■ Your goal
Copy every line of the records below that holds the word "Sequence".

Data records
>> START

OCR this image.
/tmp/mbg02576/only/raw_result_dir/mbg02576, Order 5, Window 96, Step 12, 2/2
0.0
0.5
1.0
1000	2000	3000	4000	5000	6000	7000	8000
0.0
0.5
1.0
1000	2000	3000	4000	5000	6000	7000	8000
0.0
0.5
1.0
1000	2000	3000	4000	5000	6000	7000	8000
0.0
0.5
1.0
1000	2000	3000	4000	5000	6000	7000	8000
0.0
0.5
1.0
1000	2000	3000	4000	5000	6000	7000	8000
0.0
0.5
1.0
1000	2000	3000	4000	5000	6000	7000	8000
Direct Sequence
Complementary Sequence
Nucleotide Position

>> END

■ Solution to this exercise
Direct Sequence
Complementary Sequence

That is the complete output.